Do this =>
Copy out every record precisely.

[Dataset items]
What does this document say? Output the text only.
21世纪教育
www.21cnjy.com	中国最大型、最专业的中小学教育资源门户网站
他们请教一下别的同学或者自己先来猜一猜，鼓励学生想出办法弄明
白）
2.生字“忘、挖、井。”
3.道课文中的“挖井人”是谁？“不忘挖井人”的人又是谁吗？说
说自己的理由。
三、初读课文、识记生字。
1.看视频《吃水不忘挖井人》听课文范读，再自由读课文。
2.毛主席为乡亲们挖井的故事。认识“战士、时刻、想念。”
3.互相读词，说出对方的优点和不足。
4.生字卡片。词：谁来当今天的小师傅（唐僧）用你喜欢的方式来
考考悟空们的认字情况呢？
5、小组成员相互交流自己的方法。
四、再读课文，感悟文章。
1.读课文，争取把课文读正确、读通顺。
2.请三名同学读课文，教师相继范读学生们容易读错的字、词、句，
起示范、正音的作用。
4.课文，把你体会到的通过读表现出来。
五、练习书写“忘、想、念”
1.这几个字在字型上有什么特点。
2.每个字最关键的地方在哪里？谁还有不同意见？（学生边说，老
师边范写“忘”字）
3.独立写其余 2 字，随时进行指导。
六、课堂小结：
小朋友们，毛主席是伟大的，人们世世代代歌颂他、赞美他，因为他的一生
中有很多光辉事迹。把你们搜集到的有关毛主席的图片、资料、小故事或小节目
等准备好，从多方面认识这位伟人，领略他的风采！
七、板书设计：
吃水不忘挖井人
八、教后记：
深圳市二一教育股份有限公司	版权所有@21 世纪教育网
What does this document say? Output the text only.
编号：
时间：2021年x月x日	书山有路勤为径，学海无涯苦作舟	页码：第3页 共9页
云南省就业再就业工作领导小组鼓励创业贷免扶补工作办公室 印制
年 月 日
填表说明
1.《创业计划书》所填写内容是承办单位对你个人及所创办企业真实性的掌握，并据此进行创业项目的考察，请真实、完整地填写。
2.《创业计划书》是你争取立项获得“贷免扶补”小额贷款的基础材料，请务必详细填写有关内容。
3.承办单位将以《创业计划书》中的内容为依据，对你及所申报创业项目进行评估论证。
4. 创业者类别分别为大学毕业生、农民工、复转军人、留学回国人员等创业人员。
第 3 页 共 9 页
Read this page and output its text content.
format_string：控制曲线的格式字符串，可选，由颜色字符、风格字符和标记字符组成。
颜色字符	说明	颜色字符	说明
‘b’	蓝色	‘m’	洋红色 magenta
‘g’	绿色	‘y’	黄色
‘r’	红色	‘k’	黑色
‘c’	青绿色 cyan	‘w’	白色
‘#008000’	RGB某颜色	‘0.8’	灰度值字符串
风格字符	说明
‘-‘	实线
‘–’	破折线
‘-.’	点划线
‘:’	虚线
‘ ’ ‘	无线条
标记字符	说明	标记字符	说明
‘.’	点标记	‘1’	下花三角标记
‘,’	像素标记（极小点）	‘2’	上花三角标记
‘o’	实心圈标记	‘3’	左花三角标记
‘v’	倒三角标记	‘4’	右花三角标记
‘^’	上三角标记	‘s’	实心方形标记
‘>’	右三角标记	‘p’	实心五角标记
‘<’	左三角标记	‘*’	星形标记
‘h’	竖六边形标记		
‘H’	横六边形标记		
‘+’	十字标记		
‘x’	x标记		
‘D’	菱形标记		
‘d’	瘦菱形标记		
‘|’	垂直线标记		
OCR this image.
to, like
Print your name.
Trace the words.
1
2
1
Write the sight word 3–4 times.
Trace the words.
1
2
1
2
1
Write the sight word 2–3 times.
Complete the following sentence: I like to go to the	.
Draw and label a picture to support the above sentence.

Problem solution =>
What does this document say? Output the text only.
21世纪教育
www.21cnjy.com	中国最大型、最专业的中小学教育资源门户网站
他们请教一下别的同学或者自己先来猜一猜，鼓励学生想出办法弄明
白）
2.生字“忘、挖、井。”
3.道课文中的“挖井人”是谁？“不忘挖井人”的人又是谁吗？说
说自己的理由。
三、初读课文、识记生字。
1.看视频《吃水不忘挖井人》听课文范读，再自由读课文。
2.毛主席为乡亲们挖井的故事。认识“战士、时刻、想念。”
3.互相读词，说出对方的优点和不足。
4.生字卡片。词：谁来当今天的小师傅（唐僧）用你喜欢的方式来
考考悟空们的认字情况呢？
5、小组成员相互交流自己的方法。
四、再读课文，感悟文章。
1.读课文，争取把课文读正确、读通顺。
2.请三名同学读课文，教师相继范读学生们容易读错的字、词、句，
起示范、正音的作用。
4.课文，把你体会到的通过读表现出来。
五、练习书写“忘、想、念”
1.这几个字在字型上有什么特点。
2.每个字最关键的地方在哪里？谁还有不同意见？（学生边说，老
师边范写“忘”字）
3.独立写其余 2 字，随时进行指导。
六、课堂小结：
小朋友们，毛主席是伟大的，人们世世代代歌颂他、赞美他，因为他的一生
中有很多光辉事迹。把你们搜集到的有关毛主席的图片、资料、小故事或小节目
等准备好，从多方面认识这位伟人，领略他的风采！
七、板书设计：
吃水不忘挖井人
八、教后记：
深圳市二一教育股份有限公司	版权所有@21 世纪教育网
What does this document say? Output the text only.
编号：
时间：2021年x月x日	书山有路勤为径，学海无涯苦作舟	页码：第3页 共9页
云南省就业再就业工作领导小组鼓励创业贷免扶补工作办公室 印制
年 月 日
填表说明
1.《创业计划书》所填写内容是承办单位对你个人及所创办企业真实性的掌握，并据此进行创业项目的考察，请真实、完整地填写。
2.《创业计划书》是你争取立项获得“贷免扶补”小额贷款的基础材料，请务必详细填写有关内容。
3.承办单位将以《创业计划书》中的内容为依据，对你及所申报创业项目进行评估论证。
4. 创业者类别分别为大学毕业生、农民工、复转军人、留学回国人员等创业人员。
第 3 页 共 9 页
Read this page and output its text content.
format_string：控制曲线的格式字符串，可选，由颜色字符、风格字符和标记字符组成。
颜色字符	说明	颜色字符	说明
‘b’	蓝色	‘m’	洋红色 magenta
‘g’	绿色	‘y’	黄色
‘r’	红色	‘k’	黑色
‘c’	青绿色 cyan	‘w’	白色
‘#008000’	RGB某颜色	‘0.8’	灰度值字符串
风格字符	说明
‘-‘	实线
‘–’	破折线
‘-.’	点划线
‘:’	虚线
‘ ’ ‘	无线条
标记字符	说明	标记字符	说明
‘.’	点标记	‘1’	下花三角标记
‘,’	像素标记（极小点）	‘2’	上花三角标记
‘o’	实心圈标记	‘3’	左花三角标记
‘v’	倒三角标记	‘4’	右花三角标记
‘^’	上三角标记	‘s’	实心方形标记
‘>’	右三角标记	‘p’	实心五角标记
‘<’	左三角标记	‘*’	星形标记
‘h’	竖六边形标记		
‘H’	横六边形标记		
‘+’	十字标记		
‘x’	x标记		
‘D’	菱形标记		
‘d’	瘦菱形标记		
‘|’	垂直线标记		
OCR this image.
to, like
Print your name.
Trace the words.
1
2
1
Write the sight word 3–4 times.
Trace the words.
1
2
1
2
1
Write the sight word 2–3 times.
Complete the following sentence: I like to go to the	.
Draw and label a picture to support the above sentence.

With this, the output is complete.